----- RECORDED DATA
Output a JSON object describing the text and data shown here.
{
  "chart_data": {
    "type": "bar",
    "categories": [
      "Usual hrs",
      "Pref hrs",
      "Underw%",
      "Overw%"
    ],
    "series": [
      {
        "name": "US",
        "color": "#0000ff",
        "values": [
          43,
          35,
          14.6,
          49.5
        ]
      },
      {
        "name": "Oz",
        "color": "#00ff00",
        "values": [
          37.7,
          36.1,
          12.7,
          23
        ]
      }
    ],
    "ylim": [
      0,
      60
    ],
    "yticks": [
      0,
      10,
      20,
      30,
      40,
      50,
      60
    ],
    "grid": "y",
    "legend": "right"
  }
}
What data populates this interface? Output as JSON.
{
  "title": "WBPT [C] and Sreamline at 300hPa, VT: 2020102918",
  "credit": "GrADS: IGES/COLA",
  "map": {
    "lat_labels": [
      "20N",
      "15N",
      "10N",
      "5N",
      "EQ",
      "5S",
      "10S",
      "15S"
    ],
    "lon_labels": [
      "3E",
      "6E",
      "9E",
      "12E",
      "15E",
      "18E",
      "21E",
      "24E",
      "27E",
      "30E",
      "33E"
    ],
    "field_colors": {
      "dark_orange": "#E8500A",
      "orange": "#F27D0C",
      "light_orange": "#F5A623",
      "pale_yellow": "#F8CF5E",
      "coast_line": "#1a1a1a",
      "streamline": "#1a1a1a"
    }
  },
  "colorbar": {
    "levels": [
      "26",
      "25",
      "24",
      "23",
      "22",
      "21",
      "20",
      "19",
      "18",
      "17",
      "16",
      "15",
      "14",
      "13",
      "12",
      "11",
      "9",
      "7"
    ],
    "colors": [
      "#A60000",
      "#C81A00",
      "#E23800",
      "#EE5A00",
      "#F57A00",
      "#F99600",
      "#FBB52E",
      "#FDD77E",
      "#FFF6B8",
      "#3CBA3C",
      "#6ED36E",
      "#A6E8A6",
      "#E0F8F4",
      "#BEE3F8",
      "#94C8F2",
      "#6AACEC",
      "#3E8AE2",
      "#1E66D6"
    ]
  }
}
----------
### [DO THIS]
Transcribe all of the material exactly. Omit nothing.

### [THE RESULT]
Output a JSON object describing the text and data shown here.
{
  "chart_data": {
    "type": "bar",
    "categories": [
      "Usual hrs",
      "Pref hrs",
      "Underw%",
      "Overw%"
    ],
    "series": [
      {
        "name": "US",
        "color": "#0000ff",
        "values": [
          43,
          35,
          14.6,
          49.5
        ]
      },
      {
        "name": "Oz",
        "color": "#00ff00",
        "values": [
          37.7,
          36.1,
          12.7,
          23
        ]
      }
    ],
    "ylim": [
      0,
      60
    ],
    "yticks": [
      0,
      10,
      20,
      30,
      40,
      50,
      60
    ],
    "grid": "y",
    "legend": "right"
  }
}
What data populates this interface? Output as JSON.
{
  "title": "WBPT [C] and Sreamline at 300hPa, VT: 2020102918",
  "credit": "GrADS: IGES/COLA",
  "map": {
    "lat_labels": [
      "20N",
      "15N",
      "10N",
      "5N",
      "EQ",
      "5S",
      "10S",
      "15S"
    ],
    "lon_labels": [
      "3E",
      "6E",
      "9E",
      "12E",
      "15E",
      "18E",
      "21E",
      "24E",
      "27E",
      "30E",
      "33E"
    ],
    "field_colors": {
      "dark_orange": "#E8500A",
      "orange": "#F27D0C",
      "light_orange": "#F5A623",
      "pale_yellow": "#F8CF5E",
      "coast_line": "#1a1a1a",
      "streamline": "#1a1a1a"
    }
  },
  "colorbar": {
    "levels": [
      "26",
      "25",
      "24",
      "23",
      "22",
      "21",
      "20",
      "19",
      "18",
      "17",
      "16",
      "15",
      "14",
      "13",
      "12",
      "11",
      "9",
      "7"
    ],
    "colors": [
      "#A60000",
      "#C81A00",
      "#E23800",
      "#EE5A00",
      "#F57A00",
      "#F99600",
      "#FBB52E",
      "#FDD77E",
      "#FFF6B8",
      "#3CBA3C",
      "#6ED36E",
      "#A6E8A6",
      "#E0F8F4",
      "#BEE3F8",
      "#94C8F2",
      "#6AACEC",
      "#3E8AE2",
      "#1E66D6"
    ]
  }
}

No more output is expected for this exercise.